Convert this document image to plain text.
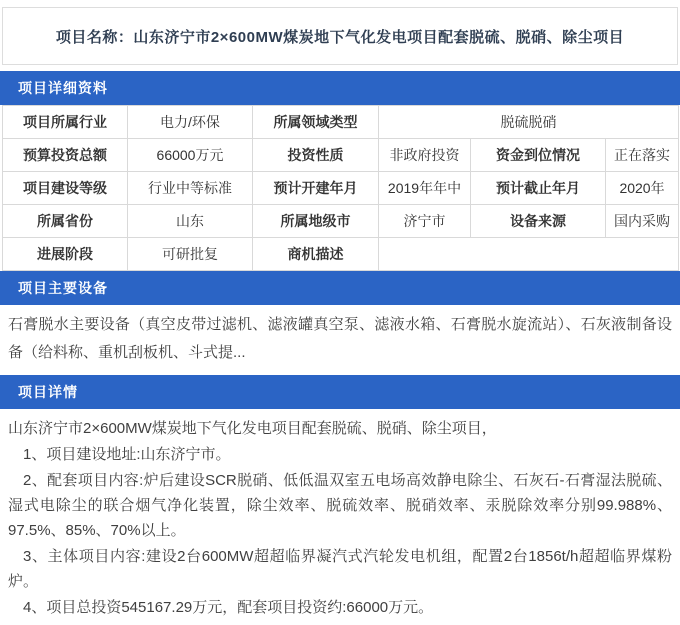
项目名称：山东济宁市2×600MW煤炭地下气化发电项目配套脱硫、脱硝、除尘项目
项目详细资料
项目所属行业	电力/环保	所属领域类型	脱硫脱硝		
预算投资总额	66000万元	投资性质	非政府投资	资金到位情况	正在落实
项目建设等级	行业中等标准	预计开建年月	2019年年中	预计截止年月	2020年
所属省份	山东	所属地级市	济宁市	设备来源	国内采购
进展阶段	可研批复	商机描述			
项目主要设备
石膏脱水主要设备（真空皮带过滤机、滤液罐真空泵、滤液水箱、石膏脱水旋流站）、石灰液制备设备（给料称、重机刮板机、斗式提...
项目详情

山东济宁市2×600MW煤炭地下气化发电项目配套脱硫、脱硝、除尘项目，

1、项目建设地址:山东济宁市。

2、配套项目内容:炉后建设SCR脱硝、低低温双室五电场高效静电除尘、石灰石-石膏湿法脱硫、湿式电除尘的联合烟气净化装置，除尘效率、脱硫效率、脱硝效率、汞脱除效率分别99.988%、97.5%、85%、70%以上。

3、主体项目内容:建设2台600MW超超临界凝汽式汽轮发电机组，配置2台1856t/h超超临界煤粉炉。

4、项目总投资545167.29万元，配套项目投资约:66000万元。
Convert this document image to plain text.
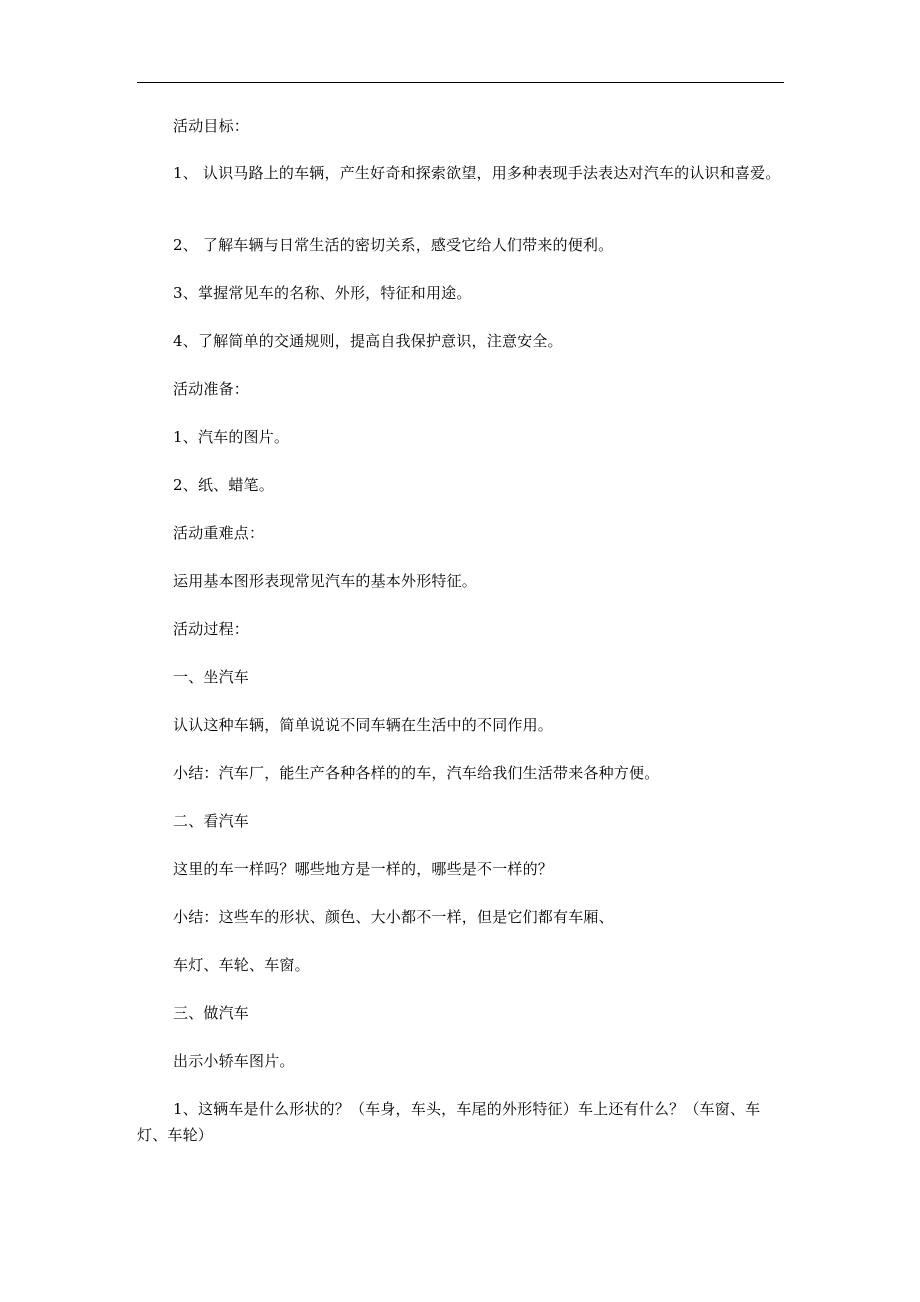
活动目标：
1、 认识马路上的车辆，产生好奇和探索欲望，用多种表现手法表达对汽车的认识和喜爱。
2、 了解车辆与日常生活的密切关系，感受它给人们带来的便利。
3、掌握常见车的名称、外形，特征和用途。
4、了解简单的交通规则，提高自我保护意识，注意安全。
活动准备：
1、汽车的图片。
2、纸、蜡笔。
活动重难点：
运用基本图形表现常见汽车的基本外形特征。
活动过程：
一、坐汽车
认认这种车辆，简单说说不同车辆在生活中的不同作用。
小结：汽车厂，能生产各种各样的的车，汽车给我们生活带来各种方便。
二、看汽车
这里的车一样吗？哪些地方是一样的，哪些是不一样的？
小结：这些车的形状、颜色、大小都不一样，但是它们都有车厢、
车灯、车轮、车窗。
三、做汽车
出示小轿车图片。
1、这辆车是什么形状的？（车身，车头，车尾的外形特征）车上还有什么？（车窗、车灯、车轮）
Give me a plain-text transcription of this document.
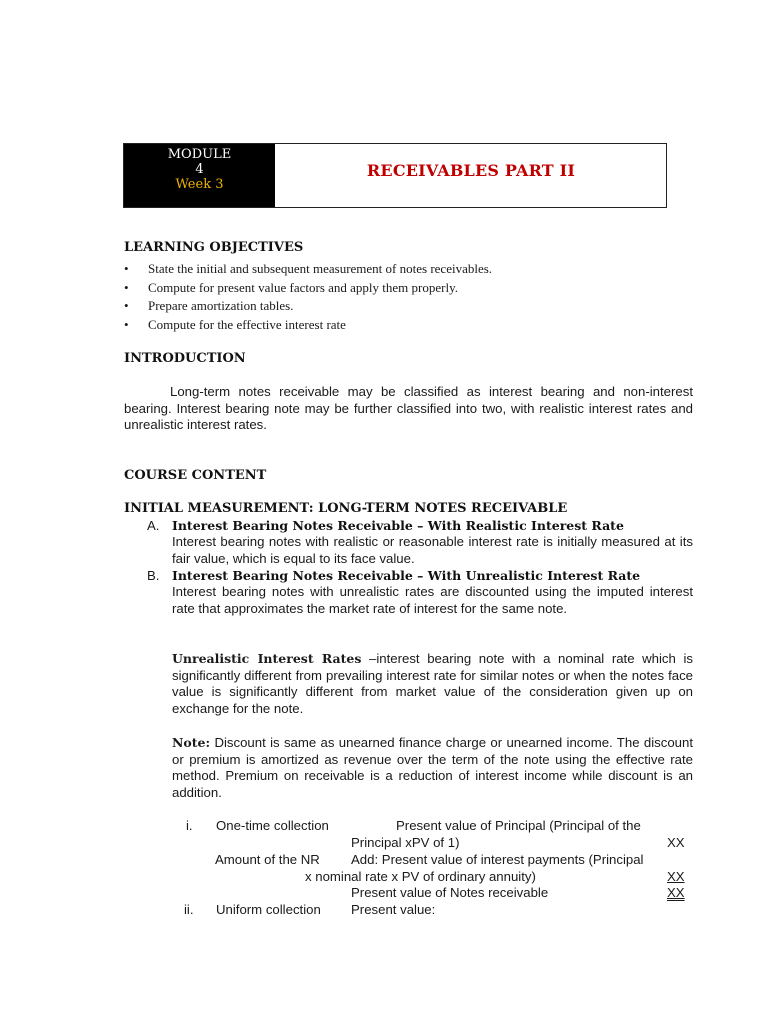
MODULE
4
Week 3
RECEIVABLES PART II
LEARNING OBJECTIVES
• State the initial and subsequent measurement of notes receivables.
• Compute for present value factors and apply them properly.
• Prepare amortization tables.
• Compute for the effective interest rate
INTRODUCTION
Long-term notes receivable may be classified as interest bearing and non-interest bearing. Interest bearing note may be further classified into two, with realistic interest rates and unrealistic interest rates.
COURSE CONTENT
INITIAL MEASUREMENT: LONG-TERM NOTES RECEIVABLE
A. Interest Bearing Notes Receivable – With Realistic Interest Rate
Interest bearing notes with realistic or reasonable interest rate is initially measured at its fair value, which is equal to its face value.
B. Interest Bearing Notes Receivable – With Unrealistic Interest Rate
Interest bearing notes with unrealistic rates are discounted using the imputed interest rate that approximates the market rate of interest for the same note.
Unrealistic Interest Rates –interest bearing note with a nominal rate which is significantly different from prevailing interest rate for similar notes or when the notes face value is significantly different from market value of the consideration given up on exchange for the note.
Note: Discount is same as unearned finance charge or unearned income. The discount or premium is amortized as revenue over the term of the note using the effective rate method. Premium on receivable is a reduction of interest income while discount is an addition.
i. One-time collection	Present value of Principal (Principal of the
Principal xPV of 1)	XX
Amount of the NR Add: Present value of interest payments (Principal
x nominal rate x PV of ordinary annuity)	XX
Present value of Notes receivable	XX
ii. Uniform collection Present value:
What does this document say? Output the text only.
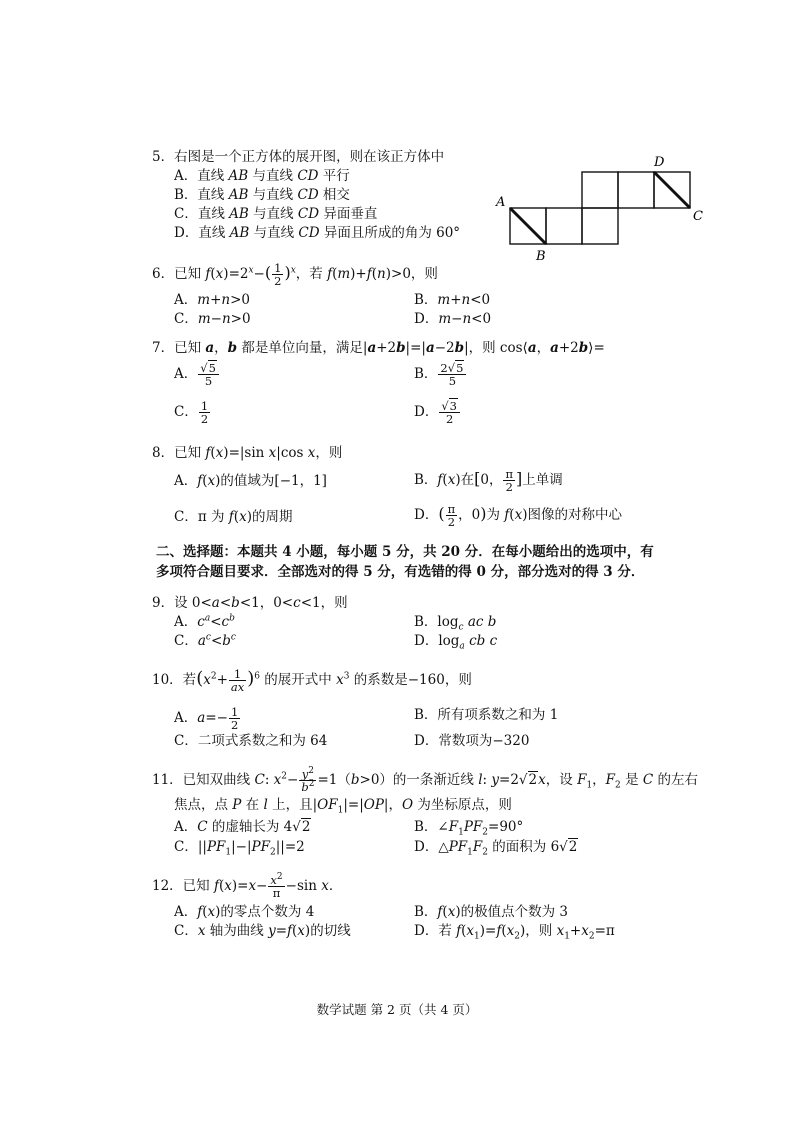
5．右图是一个正方体的展开图，则在该正方体中
A．直线 AB 与直线 CD 平行
B．直线 AB 与直线 CD 相交
C．直线 AB 与直线 CD 异面垂直
D．直线 AB 与直线 CD 异面且所成的角为 60°
A
B
C
D
6．已知 $f(x)=2^x-( \frac{1}{2} )^x$，若 f(m)+f(n)>0，则
A．m+n>0	B．m+n<0
C．m−n>0	D．m−n<0
7．已知 a，b 都是单位向量，满足|a+2b|=|a−2b|，则 cos⟨a，a+2b⟩=
A． $\frac{√5}{5}$	B． $\frac{2√5}{5}$
C． $\frac{1}{2}$	D． $\frac{√3}{2}$
8．已知 f(x)=|sin x|cos x，则
A．f(x)的值域为[−1，1]	B．f(x)在[0， $\frac{\pi}{2}$ ]上单调
C．π 为 f(x)的周期	D．( $\frac{\pi}{2}$ ，0)为 f(x)图像的对称中心
二、选择题：本题共 4 小题，每小题 5 分，共 20 分．在每小题给出的选项中，有多项符合题目要求．全部选对的得 5 分，有选错的得 0 分，部分选对的得 3 分．
9．设 0<a<b<1，0<c<1，则
A．$c^a<c^b$	B．$\log_c$ ac b
C．$a^c<b^c$	D．$\log_a$ cb c
10．若$(x^2+ \frac{1}{ax} )^6$ 的展开式中 $x^3$ 的系数是−160，则
A．$a=- \frac{1}{2}$	B．所有项系数之和为 1
C．二项式系数之和为 64	D．常数项为−320
11．已知双曲线 C: $x^2- \frac{y^2}{b^2} =1(b>0)$的一条渐近线 l: y=2√2x，设 $F_1$，$F_2$ 是 C 的左右
焦点，点 P 在 l 上，且$|OF_1|=|OP|$，O 为坐标原点，则
A．C 的虚轴长为 4√2	B．$\angle F_1PF_2=90^\circ$
C．$||PF_1|-|PF_2||=2$	D．$\triangle PF_1F_2$ 的面积为 6√2
12．已知 $f(x)=x- \frac{x^2}{\pi} -\sin$ x．
A．f(x)的零点个数为 4	B．f(x)的极值点个数为 3
C．x 轴为曲线 y=f(x)的切线	D．若 $f(x_1)=f(x_2)$，则 $x_1+x_2=\pi$
数学试题 第 2 页（共 4 页）
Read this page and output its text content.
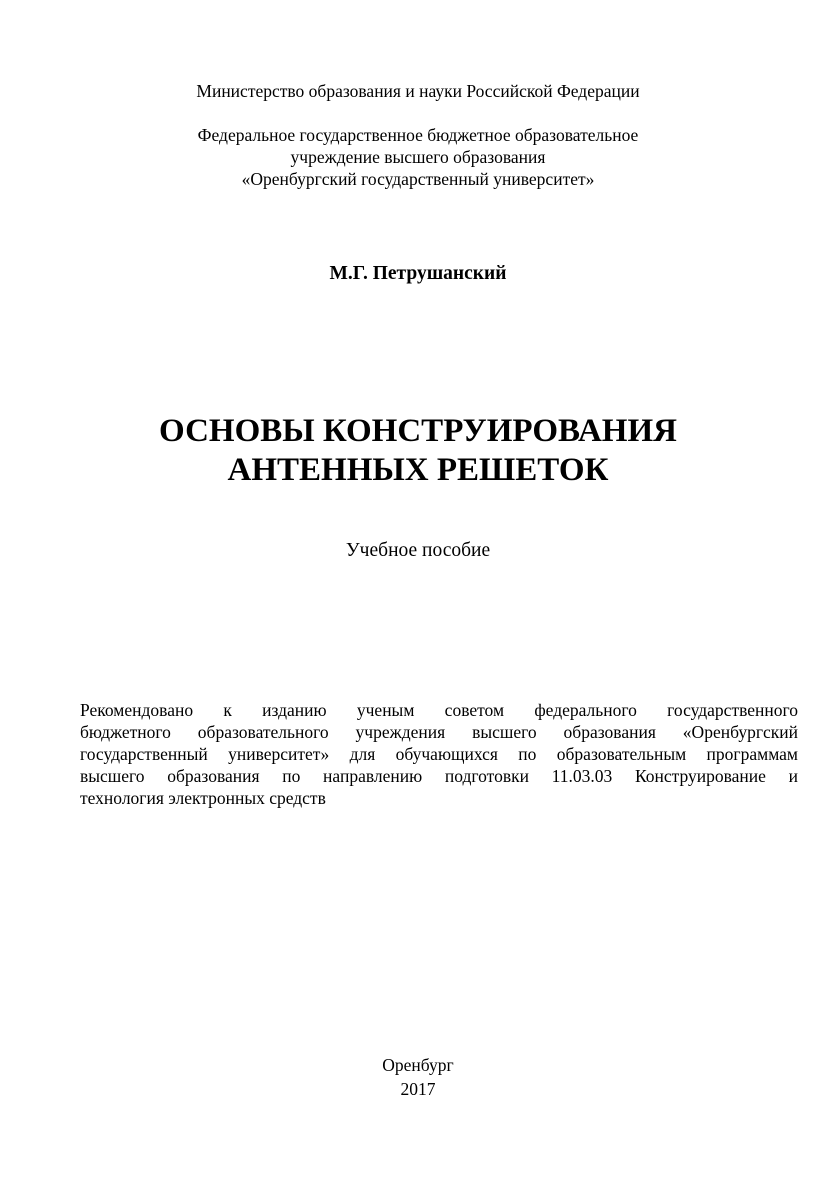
Министерство образования и науки Российской Федерации
Федеральное государственное бюджетное образовательное
учреждение высшего образования
«Оренбургский государственный университет»
М.Г. Петрушанский
ОСНОВЫ КОНСТРУИРОВАНИЯ
АНТЕННЫХ РЕШЕТОК
Учебное пособие
Рекомендовано к изданию ученым советом федерального государственного
бюджетного образовательного учреждения высшего образования «Оренбургский
государственный университет» для обучающихся по образовательным программам
высшего образования по направлению подготовки 11.03.03 Конструирование и
технология электронных средств
Оренбург
2017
------------------------------
== WHAT YOU WILL DO ==
Copy the lines from the entries above in which the word "using" appears.

== OUTPUT ==
Interest bearing notes with unrealistic rates are discounted using the imputed interest rate that approximates the market rate of interest for the same note.
Note: Discount is same as unearned finance charge or unearned income. The discount or premium is amortized as revenue over the term of the note using the effective rate method. Premium on receivable is a reduction of interest income while discount is an addition.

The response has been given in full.